_Objective_.
Rewrite everything in the data from the line containing "- legend-label: AM1.5G: [471, 43, 518, 57]" down to the line containing "- x-tick-label: 3000: [558, 409, 589, 423]", changing "plot-frame" to "plot-area" and keeping everything else the same. Return only those lines.

* begin Dataset *

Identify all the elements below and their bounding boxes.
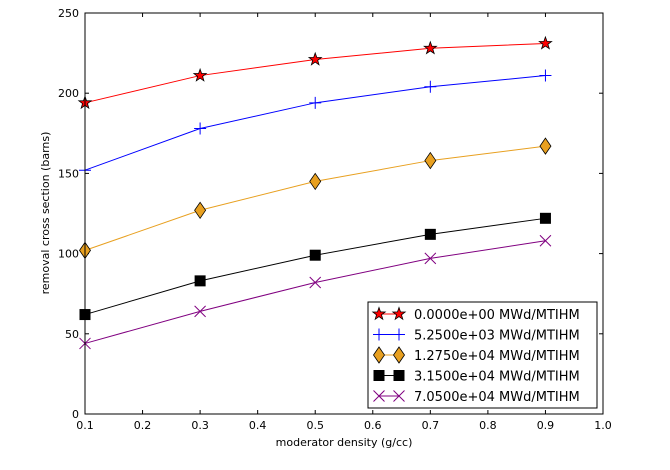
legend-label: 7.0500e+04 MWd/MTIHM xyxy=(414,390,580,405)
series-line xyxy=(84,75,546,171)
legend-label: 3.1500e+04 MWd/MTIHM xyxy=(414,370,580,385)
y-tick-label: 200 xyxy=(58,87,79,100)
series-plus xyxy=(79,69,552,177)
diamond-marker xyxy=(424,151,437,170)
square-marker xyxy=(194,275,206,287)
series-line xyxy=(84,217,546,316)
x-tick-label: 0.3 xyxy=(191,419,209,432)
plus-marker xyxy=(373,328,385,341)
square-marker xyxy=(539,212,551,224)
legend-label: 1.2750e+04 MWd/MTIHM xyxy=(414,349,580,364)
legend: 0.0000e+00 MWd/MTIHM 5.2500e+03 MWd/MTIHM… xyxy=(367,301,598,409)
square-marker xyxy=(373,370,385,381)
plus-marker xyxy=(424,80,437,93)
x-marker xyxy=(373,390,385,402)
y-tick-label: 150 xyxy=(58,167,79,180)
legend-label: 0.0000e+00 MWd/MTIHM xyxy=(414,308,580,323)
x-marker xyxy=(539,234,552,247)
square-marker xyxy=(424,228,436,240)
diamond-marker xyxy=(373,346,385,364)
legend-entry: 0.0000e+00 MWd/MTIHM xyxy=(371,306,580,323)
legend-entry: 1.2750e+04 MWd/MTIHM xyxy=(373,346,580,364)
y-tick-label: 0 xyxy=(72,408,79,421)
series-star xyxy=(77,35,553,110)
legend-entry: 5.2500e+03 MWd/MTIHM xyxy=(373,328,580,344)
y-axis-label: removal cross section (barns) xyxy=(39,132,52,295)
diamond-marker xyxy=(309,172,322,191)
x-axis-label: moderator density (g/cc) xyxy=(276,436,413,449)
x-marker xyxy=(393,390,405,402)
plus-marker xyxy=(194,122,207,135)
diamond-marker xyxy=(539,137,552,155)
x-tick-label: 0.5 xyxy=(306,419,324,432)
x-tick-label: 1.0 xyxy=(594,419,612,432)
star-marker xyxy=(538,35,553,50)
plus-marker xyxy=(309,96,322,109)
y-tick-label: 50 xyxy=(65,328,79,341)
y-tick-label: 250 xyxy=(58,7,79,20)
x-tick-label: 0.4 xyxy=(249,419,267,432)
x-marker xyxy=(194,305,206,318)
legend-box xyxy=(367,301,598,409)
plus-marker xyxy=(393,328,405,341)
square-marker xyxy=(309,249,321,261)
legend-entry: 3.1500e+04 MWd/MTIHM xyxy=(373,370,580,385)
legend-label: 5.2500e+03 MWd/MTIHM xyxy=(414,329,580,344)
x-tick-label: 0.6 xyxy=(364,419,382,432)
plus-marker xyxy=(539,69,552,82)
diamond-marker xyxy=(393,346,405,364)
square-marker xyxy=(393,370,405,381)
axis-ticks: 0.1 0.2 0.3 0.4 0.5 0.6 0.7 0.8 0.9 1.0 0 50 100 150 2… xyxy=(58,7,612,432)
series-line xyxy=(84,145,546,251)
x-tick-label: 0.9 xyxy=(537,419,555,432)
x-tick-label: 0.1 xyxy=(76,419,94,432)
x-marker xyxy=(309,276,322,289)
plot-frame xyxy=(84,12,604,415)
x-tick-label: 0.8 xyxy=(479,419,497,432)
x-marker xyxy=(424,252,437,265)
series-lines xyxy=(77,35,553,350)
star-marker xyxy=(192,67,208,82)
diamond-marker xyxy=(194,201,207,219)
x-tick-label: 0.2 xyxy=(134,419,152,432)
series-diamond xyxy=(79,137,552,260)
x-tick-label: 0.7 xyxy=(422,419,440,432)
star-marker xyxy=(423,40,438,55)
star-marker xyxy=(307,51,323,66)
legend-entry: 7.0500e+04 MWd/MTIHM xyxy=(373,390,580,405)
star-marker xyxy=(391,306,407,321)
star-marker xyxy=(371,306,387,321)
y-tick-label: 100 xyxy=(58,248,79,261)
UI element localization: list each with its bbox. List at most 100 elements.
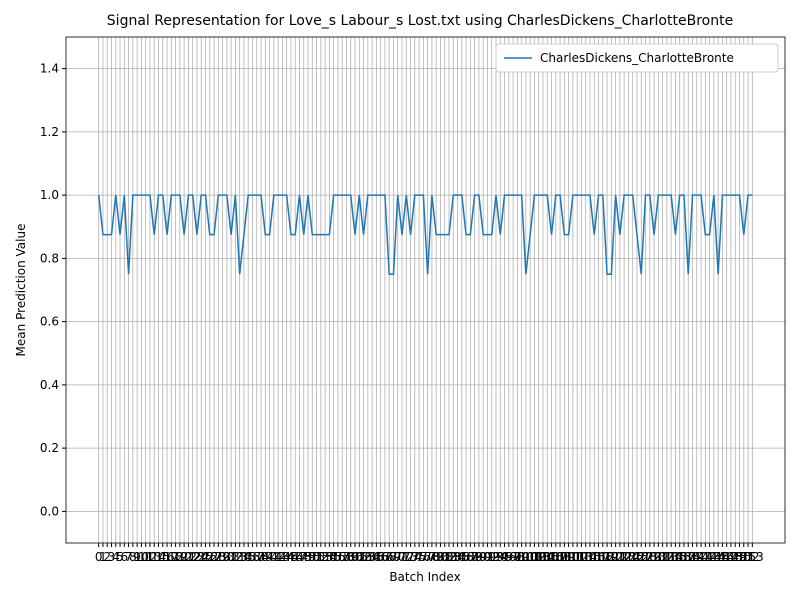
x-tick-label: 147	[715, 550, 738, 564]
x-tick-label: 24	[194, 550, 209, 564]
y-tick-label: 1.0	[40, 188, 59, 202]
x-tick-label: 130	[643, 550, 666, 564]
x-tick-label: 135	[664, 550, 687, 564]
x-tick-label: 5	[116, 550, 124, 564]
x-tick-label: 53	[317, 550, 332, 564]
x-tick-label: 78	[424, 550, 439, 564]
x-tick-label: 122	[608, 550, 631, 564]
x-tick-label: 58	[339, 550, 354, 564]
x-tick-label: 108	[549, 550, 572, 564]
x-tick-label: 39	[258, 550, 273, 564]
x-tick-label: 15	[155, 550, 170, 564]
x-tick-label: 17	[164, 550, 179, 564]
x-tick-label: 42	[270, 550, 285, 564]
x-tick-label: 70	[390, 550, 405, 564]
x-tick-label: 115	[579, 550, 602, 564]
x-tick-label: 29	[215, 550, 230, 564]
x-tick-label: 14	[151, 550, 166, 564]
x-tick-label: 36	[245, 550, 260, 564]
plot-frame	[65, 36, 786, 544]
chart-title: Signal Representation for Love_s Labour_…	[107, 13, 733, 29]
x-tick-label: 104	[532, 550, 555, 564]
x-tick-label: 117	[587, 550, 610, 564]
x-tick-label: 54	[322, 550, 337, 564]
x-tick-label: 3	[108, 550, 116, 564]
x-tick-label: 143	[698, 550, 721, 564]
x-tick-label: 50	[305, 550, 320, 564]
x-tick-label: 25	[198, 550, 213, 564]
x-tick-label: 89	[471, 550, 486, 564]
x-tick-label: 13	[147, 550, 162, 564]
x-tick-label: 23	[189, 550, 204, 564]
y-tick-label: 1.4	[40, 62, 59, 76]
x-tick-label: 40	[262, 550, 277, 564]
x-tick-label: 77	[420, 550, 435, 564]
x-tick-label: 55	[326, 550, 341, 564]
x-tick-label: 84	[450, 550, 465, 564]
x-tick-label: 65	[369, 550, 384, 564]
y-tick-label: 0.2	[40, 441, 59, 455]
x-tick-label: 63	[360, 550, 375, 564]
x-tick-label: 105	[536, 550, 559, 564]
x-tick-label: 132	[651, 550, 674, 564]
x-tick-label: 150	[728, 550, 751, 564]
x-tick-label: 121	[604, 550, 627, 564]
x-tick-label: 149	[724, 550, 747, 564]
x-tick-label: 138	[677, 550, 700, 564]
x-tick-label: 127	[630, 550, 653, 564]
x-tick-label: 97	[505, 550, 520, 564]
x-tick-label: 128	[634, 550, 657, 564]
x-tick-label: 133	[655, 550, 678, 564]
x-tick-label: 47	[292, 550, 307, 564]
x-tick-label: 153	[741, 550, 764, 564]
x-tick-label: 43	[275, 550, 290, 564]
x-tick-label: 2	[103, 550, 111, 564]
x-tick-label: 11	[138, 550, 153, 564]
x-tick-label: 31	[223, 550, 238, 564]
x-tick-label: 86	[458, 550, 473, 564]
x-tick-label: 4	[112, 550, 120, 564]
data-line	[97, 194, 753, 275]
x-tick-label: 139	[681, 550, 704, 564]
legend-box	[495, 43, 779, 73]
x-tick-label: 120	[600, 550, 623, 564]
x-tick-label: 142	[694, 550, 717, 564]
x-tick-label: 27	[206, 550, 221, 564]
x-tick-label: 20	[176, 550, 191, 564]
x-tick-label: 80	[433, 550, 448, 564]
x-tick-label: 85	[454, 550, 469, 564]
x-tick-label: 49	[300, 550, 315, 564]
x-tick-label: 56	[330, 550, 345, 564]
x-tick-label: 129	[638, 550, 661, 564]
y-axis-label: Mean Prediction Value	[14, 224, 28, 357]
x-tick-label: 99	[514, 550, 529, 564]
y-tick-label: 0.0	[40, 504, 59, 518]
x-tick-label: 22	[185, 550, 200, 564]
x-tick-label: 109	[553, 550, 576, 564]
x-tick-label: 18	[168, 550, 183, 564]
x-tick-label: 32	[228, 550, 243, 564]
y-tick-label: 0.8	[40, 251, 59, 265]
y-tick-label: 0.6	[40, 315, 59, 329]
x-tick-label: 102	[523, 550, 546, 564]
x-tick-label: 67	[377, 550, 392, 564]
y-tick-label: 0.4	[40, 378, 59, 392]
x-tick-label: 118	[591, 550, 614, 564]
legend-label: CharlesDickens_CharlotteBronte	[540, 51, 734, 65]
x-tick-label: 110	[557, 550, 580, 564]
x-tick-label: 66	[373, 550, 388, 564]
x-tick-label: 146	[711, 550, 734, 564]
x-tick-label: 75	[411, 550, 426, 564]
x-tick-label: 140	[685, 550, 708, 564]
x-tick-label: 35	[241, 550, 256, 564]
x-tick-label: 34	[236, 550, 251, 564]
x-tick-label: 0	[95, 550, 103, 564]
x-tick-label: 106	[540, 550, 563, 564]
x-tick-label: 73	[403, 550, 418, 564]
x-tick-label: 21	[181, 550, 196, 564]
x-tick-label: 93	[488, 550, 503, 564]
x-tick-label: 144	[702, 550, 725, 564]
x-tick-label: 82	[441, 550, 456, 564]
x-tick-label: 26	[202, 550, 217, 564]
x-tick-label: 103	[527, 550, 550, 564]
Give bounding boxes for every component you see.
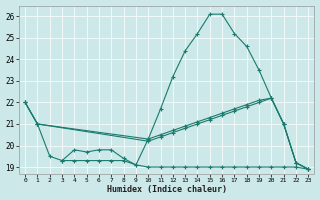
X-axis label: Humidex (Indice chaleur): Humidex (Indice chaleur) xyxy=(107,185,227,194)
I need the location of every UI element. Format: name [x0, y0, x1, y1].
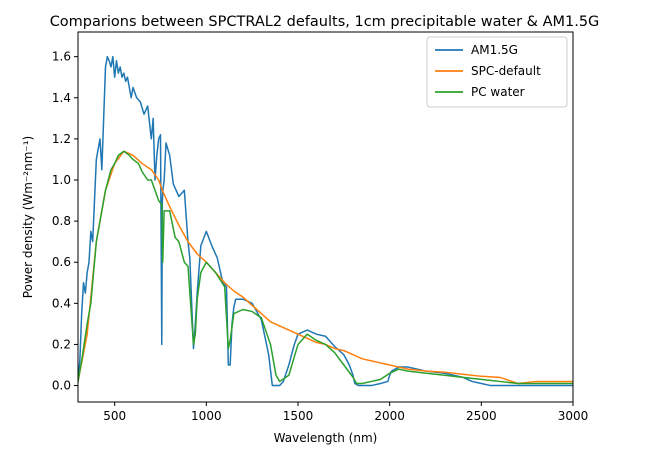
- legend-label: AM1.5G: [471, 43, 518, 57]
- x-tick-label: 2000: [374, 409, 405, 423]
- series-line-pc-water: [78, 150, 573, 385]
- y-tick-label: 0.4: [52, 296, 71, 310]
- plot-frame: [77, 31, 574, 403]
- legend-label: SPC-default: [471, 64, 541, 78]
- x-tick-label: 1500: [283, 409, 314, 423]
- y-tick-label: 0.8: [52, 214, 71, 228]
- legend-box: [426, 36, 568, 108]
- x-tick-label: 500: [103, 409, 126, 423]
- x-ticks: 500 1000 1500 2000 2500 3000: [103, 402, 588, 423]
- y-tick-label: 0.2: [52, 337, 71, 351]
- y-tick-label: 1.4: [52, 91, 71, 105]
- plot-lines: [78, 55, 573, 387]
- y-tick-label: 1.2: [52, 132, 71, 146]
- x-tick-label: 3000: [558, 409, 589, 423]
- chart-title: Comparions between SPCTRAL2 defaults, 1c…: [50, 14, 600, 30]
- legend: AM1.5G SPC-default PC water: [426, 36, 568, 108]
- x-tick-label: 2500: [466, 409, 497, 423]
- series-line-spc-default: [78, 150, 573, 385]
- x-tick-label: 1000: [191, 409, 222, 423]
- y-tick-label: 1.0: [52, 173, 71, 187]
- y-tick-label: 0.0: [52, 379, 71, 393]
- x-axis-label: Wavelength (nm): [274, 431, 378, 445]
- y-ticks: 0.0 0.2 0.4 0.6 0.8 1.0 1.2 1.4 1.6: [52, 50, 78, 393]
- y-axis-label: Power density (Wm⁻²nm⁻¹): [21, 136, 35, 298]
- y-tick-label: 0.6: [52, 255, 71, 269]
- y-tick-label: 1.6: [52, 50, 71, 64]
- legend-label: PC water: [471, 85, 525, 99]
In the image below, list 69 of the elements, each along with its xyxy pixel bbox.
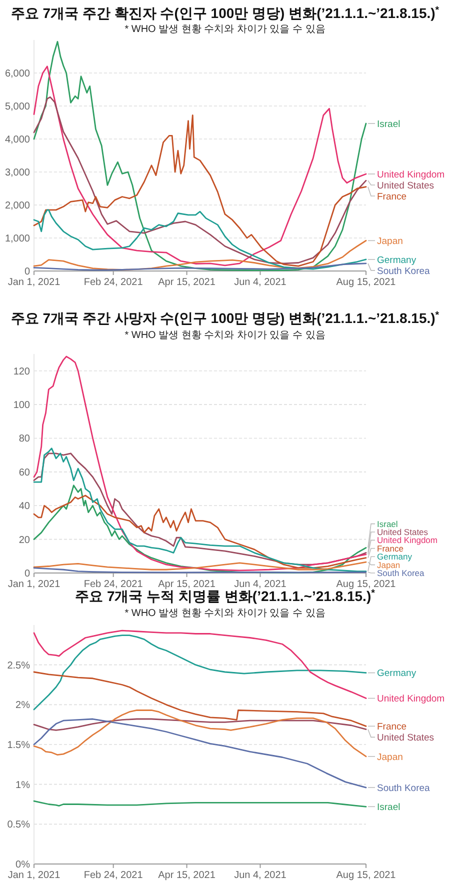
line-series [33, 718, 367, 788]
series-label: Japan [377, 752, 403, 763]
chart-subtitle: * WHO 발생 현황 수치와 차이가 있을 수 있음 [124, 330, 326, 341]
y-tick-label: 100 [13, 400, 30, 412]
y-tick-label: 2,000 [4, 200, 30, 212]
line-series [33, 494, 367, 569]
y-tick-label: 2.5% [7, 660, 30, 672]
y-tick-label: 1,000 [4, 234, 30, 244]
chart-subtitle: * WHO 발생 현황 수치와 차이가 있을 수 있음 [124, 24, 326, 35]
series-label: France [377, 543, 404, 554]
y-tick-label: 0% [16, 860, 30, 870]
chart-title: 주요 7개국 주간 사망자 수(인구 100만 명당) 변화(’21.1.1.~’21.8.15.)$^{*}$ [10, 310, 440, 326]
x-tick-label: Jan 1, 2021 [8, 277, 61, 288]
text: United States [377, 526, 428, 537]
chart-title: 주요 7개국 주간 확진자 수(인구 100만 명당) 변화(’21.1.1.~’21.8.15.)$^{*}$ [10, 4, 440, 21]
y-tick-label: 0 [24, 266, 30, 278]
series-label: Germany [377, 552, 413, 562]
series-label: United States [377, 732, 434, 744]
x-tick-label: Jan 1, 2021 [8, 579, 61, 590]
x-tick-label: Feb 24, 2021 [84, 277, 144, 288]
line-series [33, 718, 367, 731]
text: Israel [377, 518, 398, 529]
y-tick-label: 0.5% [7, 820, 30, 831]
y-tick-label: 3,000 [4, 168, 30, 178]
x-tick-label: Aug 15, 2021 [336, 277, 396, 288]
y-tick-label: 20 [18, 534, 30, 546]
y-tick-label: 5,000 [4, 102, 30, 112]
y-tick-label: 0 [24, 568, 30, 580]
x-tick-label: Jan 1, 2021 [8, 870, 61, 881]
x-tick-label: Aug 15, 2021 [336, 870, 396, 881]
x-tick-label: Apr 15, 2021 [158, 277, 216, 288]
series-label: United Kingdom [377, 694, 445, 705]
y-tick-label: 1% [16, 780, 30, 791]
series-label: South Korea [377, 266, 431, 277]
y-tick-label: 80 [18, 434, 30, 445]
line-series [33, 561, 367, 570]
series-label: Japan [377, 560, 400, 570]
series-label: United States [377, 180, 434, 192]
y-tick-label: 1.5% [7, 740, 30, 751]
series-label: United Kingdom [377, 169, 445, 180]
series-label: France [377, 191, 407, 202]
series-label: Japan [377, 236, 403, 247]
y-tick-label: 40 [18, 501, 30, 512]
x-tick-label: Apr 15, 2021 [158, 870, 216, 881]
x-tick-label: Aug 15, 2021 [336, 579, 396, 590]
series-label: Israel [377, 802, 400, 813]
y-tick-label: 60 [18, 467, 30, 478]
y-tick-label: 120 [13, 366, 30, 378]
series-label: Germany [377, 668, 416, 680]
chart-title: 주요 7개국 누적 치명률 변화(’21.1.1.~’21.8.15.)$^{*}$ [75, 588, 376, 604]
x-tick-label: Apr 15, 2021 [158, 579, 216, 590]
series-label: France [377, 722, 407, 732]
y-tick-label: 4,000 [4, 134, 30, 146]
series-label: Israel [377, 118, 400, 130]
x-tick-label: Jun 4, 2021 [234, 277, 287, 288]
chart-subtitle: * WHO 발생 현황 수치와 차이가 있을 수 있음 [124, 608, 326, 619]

* end Dataset *

_Solution to this problem_.
- legend-label: AM1.5G: [471, 43, 518, 57]
- x-tick-label: 2000: [374, 409, 405, 423]
- series-line-pc-water: [78, 150, 573, 385]
- y-tick-label: 0.4: [52, 296, 71, 310]
- plot-area: [77, 31, 574, 403]
- legend-label: SPC-default: [471, 64, 541, 78]
- x-tick-label: 1500: [283, 409, 314, 423]
- y-tick-label: 0.8: [52, 214, 71, 228]
- legend-box: [426, 36, 568, 108]
- x-tick-label: 500: [103, 409, 126, 423]
- x-ticks: 500 1000 1500 2000 2500 3000: [103, 402, 588, 423]
- y-tick-label: 0.2: [52, 337, 71, 351]
- y-tick-label: 1.4: [52, 91, 71, 105]
- plot-lines: [78, 55, 573, 387]
- y-tick-label: 1.2: [52, 132, 71, 146]
- x-tick-label: 3000: [558, 409, 589, 423]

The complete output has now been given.